## To be done
Copy the listing verbatim, excluding any images found in it.

## Listed entries
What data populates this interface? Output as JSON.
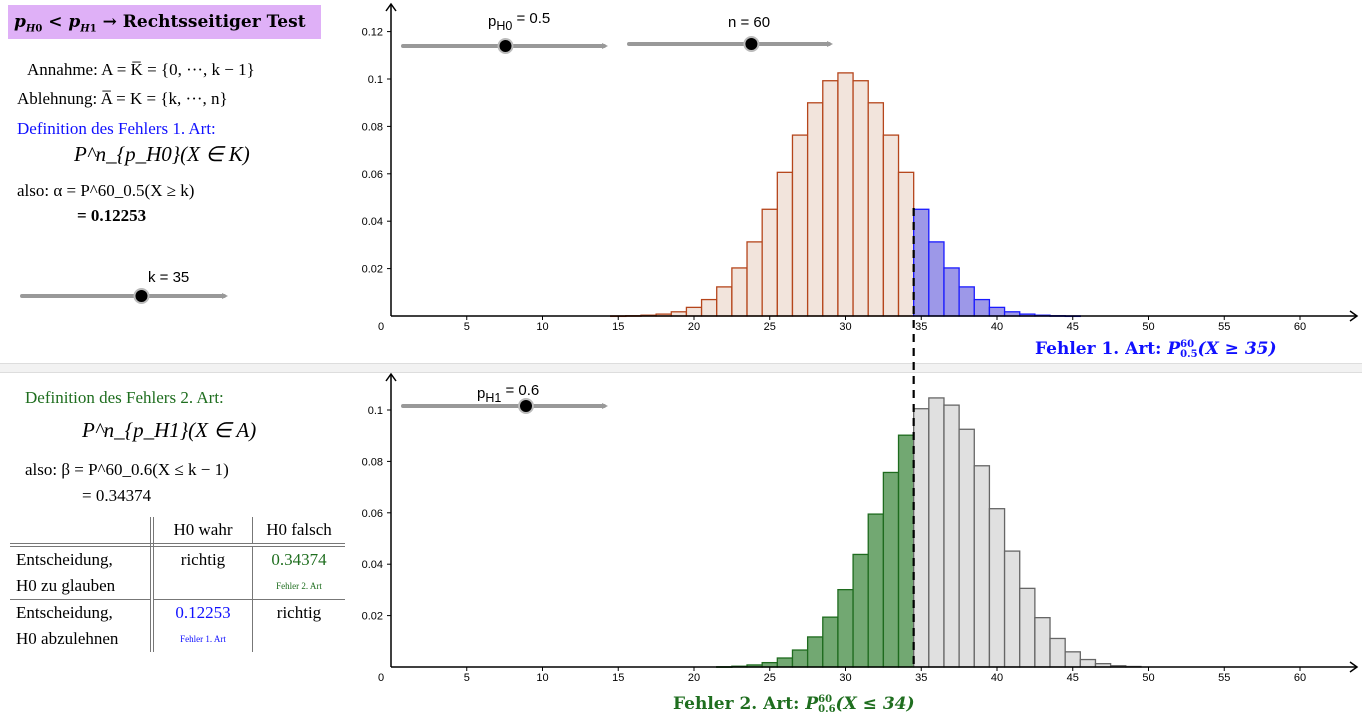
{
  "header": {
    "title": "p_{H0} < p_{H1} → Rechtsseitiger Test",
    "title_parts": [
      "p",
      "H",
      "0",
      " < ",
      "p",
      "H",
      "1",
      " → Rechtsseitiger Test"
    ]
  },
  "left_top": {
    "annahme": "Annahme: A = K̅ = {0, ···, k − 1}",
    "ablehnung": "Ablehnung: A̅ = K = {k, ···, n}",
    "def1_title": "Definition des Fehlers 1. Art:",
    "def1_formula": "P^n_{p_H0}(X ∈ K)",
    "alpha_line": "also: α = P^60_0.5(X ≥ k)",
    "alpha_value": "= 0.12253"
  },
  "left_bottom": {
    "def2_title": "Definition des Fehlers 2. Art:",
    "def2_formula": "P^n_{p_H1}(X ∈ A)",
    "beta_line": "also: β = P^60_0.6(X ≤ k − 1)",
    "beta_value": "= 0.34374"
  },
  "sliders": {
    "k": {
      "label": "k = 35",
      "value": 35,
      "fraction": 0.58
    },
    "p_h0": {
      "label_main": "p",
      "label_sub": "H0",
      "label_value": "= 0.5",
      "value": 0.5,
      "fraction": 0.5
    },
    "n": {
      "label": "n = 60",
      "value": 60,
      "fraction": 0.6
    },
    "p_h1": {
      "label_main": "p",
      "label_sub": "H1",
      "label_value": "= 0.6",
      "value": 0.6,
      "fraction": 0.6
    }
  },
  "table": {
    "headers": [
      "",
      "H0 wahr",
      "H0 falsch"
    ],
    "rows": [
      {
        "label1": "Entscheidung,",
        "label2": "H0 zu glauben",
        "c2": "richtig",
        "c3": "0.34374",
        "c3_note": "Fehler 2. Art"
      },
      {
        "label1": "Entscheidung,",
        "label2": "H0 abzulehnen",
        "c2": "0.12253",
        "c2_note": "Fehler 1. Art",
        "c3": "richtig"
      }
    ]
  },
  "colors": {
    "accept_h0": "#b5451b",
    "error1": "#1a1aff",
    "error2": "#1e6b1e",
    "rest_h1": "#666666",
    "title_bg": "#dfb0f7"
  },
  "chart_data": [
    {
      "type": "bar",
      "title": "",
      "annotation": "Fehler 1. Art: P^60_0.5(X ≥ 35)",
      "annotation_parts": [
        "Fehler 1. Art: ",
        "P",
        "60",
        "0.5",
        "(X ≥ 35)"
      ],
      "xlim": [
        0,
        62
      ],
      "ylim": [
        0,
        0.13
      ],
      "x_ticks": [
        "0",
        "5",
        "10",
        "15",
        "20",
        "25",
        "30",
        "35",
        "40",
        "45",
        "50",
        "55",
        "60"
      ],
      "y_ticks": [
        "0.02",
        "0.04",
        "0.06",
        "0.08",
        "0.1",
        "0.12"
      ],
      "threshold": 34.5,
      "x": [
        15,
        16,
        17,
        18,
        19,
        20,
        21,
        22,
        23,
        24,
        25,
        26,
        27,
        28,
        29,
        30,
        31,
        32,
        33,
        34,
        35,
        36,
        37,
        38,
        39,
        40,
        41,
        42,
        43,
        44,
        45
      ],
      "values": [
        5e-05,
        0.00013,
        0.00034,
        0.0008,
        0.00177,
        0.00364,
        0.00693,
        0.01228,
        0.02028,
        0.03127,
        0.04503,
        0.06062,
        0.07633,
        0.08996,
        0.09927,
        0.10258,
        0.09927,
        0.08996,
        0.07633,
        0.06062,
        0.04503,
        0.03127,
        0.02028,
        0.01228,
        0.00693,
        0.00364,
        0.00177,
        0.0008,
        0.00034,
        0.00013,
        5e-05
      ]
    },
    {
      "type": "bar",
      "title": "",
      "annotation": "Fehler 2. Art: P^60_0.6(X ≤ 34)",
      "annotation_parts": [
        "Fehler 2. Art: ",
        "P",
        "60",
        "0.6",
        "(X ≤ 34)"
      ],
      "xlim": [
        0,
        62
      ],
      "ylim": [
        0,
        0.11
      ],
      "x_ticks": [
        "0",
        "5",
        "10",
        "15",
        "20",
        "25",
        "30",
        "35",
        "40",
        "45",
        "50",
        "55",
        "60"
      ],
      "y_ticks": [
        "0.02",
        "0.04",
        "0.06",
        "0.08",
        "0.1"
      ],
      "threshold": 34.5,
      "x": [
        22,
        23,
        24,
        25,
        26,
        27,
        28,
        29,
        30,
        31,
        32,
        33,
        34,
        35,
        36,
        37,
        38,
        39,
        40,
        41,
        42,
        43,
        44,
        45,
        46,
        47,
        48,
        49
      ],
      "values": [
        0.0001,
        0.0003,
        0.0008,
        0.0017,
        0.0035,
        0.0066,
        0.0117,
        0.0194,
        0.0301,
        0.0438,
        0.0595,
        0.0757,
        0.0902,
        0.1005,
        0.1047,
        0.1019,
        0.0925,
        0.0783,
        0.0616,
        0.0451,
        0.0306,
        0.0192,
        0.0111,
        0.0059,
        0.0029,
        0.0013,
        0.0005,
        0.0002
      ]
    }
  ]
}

## Full solution
What data populates this interface? Output as JSON.
{
  "header": {
    "title": "p_{H0} < p_{H1} → Rechtsseitiger Test",
    "title_parts": [
      "p",
      "H",
      "0",
      " < ",
      "p",
      "H",
      "1",
      " → Rechtsseitiger Test"
    ]
  },
  "left_top": {
    "annahme": "Annahme: A = K̅ = {0, ···, k − 1}",
    "ablehnung": "Ablehnung: A̅ = K = {k, ···, n}",
    "def1_title": "Definition des Fehlers 1. Art:",
    "def1_formula": "P^n_{p_H0}(X ∈ K)",
    "alpha_line": "also: α = P^60_0.5(X ≥ k)",
    "alpha_value": "= 0.12253"
  },
  "left_bottom": {
    "def2_title": "Definition des Fehlers 2. Art:",
    "def2_formula": "P^n_{p_H1}(X ∈ A)",
    "beta_line": "also: β = P^60_0.6(X ≤ k − 1)",
    "beta_value": "= 0.34374"
  },
  "sliders": {
    "k": {
      "label": "k = 35",
      "value": 35,
      "fraction": 0.58
    },
    "p_h0": {
      "label_main": "p",
      "label_sub": "H0",
      "label_value": "= 0.5",
      "value": 0.5,
      "fraction": 0.5
    },
    "n": {
      "label": "n = 60",
      "value": 60,
      "fraction": 0.6
    },
    "p_h1": {
      "label_main": "p",
      "label_sub": "H1",
      "label_value": "= 0.6",
      "value": 0.6,
      "fraction": 0.6
    }
  },
  "table": {
    "headers": [
      "",
      "H0 wahr",
      "H0 falsch"
    ],
    "rows": [
      {
        "label1": "Entscheidung,",
        "label2": "H0 zu glauben",
        "c2": "richtig",
        "c3": "0.34374",
        "c3_note": "Fehler 2. Art"
      },
      {
        "label1": "Entscheidung,",
        "label2": "H0 abzulehnen",
        "c2": "0.12253",
        "c2_note": "Fehler 1. Art",
        "c3": "richtig"
      }
    ]
  },
  "colors": {
    "accept_h0": "#b5451b",
    "error1": "#1a1aff",
    "error2": "#1e6b1e",
    "rest_h1": "#666666",
    "title_bg": "#dfb0f7"
  },
  "chart_data": [
    {
      "type": "bar",
      "title": "",
      "annotation": "Fehler 1. Art: P^60_0.5(X ≥ 35)",
      "annotation_parts": [
        "Fehler 1. Art: ",
        "P",
        "60",
        "0.5",
        "(X ≥ 35)"
      ],
      "xlim": [
        0,
        62
      ],
      "ylim": [
        0,
        0.13
      ],
      "x_ticks": [
        "0",
        "5",
        "10",
        "15",
        "20",
        "25",
        "30",
        "35",
        "40",
        "45",
        "50",
        "55",
        "60"
      ],
      "y_ticks": [
        "0.02",
        "0.04",
        "0.06",
        "0.08",
        "0.1",
        "0.12"
      ],
      "threshold": 34.5,
      "x": [
        15,
        16,
        17,
        18,
        19,
        20,
        21,
        22,
        23,
        24,
        25,
        26,
        27,
        28,
        29,
        30,
        31,
        32,
        33,
        34,
        35,
        36,
        37,
        38,
        39,
        40,
        41,
        42,
        43,
        44,
        45
      ],
      "values": [
        5e-05,
        0.00013,
        0.00034,
        0.0008,
        0.00177,
        0.00364,
        0.00693,
        0.01228,
        0.02028,
        0.03127,
        0.04503,
        0.06062,
        0.07633,
        0.08996,
        0.09927,
        0.10258,
        0.09927,
        0.08996,
        0.07633,
        0.06062,
        0.04503,
        0.03127,
        0.02028,
        0.01228,
        0.00693,
        0.00364,
        0.00177,
        0.0008,
        0.00034,
        0.00013,
        5e-05
      ]
    },
    {
      "type": "bar",
      "title": "",
      "annotation": "Fehler 2. Art: P^60_0.6(X ≤ 34)",
      "annotation_parts": [
        "Fehler 2. Art: ",
        "P",
        "60",
        "0.6",
        "(X ≤ 34)"
      ],
      "xlim": [
        0,
        62
      ],
      "ylim": [
        0,
        0.11
      ],
      "x_ticks": [
        "0",
        "5",
        "10",
        "15",
        "20",
        "25",
        "30",
        "35",
        "40",
        "45",
        "50",
        "55",
        "60"
      ],
      "y_ticks": [
        "0.02",
        "0.04",
        "0.06",
        "0.08",
        "0.1"
      ],
      "threshold": 34.5,
      "x": [
        22,
        23,
        24,
        25,
        26,
        27,
        28,
        29,
        30,
        31,
        32,
        33,
        34,
        35,
        36,
        37,
        38,
        39,
        40,
        41,
        42,
        43,
        44,
        45,
        46,
        47,
        48,
        49
      ],
      "values": [
        0.0001,
        0.0003,
        0.0008,
        0.0017,
        0.0035,
        0.0066,
        0.0117,
        0.0194,
        0.0301,
        0.0438,
        0.0595,
        0.0757,
        0.0902,
        0.1005,
        0.1047,
        0.1019,
        0.0925,
        0.0783,
        0.0616,
        0.0451,
        0.0306,
        0.0192,
        0.0111,
        0.0059,
        0.0029,
        0.0013,
        0.0005,
        0.0002
      ]
    }
  ]
}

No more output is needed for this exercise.